• [EXERCISE PROMPT]: Give the number of lines in the entries that contain "SDTVAR". State only the count.

(Data entries for graphics)
****

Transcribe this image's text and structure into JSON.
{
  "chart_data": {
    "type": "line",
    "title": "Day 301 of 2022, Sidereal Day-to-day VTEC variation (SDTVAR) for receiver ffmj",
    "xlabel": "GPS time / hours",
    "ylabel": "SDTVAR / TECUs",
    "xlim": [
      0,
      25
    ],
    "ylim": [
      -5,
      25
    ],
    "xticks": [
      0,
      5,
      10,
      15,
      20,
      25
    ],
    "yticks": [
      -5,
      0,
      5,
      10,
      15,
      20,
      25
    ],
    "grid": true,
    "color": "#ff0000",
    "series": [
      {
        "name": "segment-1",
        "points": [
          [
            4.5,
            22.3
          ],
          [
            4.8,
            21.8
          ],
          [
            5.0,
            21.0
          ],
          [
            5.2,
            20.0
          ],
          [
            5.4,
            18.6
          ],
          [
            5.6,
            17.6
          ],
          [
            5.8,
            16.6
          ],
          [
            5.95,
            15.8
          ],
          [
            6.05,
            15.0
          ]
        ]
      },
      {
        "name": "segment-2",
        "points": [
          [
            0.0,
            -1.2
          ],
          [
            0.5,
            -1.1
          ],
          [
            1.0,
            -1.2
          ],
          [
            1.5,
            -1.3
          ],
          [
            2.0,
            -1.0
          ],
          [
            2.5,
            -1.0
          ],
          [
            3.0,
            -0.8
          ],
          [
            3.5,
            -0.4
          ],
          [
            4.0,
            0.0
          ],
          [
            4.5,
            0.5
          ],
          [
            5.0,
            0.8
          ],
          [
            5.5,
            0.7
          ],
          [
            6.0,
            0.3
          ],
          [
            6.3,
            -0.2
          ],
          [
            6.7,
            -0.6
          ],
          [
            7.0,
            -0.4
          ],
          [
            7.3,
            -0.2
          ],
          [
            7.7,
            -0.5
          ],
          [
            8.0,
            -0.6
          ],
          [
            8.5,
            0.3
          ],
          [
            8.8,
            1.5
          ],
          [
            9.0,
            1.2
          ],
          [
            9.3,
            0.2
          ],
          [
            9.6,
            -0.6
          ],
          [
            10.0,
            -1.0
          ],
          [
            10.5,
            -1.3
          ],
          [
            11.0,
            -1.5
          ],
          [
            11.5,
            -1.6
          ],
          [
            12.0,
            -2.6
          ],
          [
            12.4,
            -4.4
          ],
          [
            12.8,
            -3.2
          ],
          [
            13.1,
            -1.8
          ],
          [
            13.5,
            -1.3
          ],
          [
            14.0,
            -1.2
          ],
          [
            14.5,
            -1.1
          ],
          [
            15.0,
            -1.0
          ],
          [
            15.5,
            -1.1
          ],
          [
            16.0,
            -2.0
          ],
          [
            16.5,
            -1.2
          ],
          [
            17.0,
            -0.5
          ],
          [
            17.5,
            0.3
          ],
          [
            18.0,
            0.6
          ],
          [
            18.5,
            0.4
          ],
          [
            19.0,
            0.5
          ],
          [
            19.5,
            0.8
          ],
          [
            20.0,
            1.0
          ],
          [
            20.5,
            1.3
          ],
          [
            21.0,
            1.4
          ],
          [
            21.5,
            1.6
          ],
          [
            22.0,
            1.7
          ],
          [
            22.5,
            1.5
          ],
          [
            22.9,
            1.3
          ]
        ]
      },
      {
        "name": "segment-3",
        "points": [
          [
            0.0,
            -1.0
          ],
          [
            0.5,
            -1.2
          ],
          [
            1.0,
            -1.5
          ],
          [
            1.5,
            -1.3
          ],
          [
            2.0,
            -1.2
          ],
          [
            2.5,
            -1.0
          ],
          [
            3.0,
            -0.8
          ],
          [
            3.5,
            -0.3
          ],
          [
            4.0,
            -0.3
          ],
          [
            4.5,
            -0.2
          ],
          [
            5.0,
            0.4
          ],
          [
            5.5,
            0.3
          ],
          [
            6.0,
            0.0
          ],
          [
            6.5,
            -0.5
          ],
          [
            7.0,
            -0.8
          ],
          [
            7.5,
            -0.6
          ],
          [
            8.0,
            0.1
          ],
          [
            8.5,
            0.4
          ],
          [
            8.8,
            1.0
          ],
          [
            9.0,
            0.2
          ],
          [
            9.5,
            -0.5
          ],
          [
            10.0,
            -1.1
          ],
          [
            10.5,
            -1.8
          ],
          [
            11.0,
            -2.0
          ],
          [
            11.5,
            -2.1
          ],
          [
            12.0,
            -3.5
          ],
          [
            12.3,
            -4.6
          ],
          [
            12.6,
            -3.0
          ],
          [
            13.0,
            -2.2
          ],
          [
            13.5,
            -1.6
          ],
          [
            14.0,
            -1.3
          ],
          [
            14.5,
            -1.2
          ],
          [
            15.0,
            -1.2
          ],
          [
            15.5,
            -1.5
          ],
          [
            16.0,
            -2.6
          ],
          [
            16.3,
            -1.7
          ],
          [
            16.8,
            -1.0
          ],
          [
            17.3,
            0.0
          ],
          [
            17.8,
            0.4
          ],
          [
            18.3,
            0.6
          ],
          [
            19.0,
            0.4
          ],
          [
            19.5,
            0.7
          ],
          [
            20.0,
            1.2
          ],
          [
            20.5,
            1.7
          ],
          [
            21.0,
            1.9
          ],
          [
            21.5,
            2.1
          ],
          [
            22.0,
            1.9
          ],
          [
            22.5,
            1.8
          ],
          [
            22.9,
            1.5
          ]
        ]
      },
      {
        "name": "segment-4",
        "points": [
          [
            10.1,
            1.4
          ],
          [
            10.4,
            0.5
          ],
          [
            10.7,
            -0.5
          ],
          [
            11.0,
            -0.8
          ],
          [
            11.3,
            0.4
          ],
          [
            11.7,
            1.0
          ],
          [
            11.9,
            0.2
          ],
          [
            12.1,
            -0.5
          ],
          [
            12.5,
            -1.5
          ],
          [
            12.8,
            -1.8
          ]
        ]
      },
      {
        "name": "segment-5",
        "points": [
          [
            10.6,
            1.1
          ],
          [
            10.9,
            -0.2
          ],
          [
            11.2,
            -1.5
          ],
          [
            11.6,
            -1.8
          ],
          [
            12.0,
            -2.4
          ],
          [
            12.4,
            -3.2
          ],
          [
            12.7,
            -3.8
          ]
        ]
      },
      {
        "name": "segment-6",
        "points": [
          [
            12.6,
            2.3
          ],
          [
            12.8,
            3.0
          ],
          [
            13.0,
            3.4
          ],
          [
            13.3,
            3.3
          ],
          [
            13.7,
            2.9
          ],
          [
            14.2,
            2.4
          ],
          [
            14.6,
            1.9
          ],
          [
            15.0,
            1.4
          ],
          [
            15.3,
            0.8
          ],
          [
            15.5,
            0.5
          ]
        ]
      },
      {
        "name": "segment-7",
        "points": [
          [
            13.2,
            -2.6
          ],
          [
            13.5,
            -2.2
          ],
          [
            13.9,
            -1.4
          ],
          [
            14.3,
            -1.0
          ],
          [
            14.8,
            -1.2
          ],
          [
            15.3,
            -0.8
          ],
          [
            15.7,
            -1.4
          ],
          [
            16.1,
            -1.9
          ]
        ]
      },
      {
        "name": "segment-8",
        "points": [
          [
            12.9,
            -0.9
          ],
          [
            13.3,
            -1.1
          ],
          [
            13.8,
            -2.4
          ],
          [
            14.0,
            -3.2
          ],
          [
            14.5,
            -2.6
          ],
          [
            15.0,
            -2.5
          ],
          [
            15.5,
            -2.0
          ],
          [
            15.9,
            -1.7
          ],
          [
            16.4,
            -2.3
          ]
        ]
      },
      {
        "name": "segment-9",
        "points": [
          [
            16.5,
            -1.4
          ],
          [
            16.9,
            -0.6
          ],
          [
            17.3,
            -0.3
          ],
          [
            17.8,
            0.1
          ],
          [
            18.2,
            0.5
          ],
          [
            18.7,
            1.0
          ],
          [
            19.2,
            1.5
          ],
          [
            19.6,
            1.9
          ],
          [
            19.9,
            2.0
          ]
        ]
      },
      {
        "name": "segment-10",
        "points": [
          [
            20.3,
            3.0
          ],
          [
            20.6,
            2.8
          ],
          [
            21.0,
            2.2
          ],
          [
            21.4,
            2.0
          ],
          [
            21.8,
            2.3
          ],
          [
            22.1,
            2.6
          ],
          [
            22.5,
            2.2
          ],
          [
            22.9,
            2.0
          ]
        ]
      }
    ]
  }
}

****

• [EXERCISE SOLUTION]: 2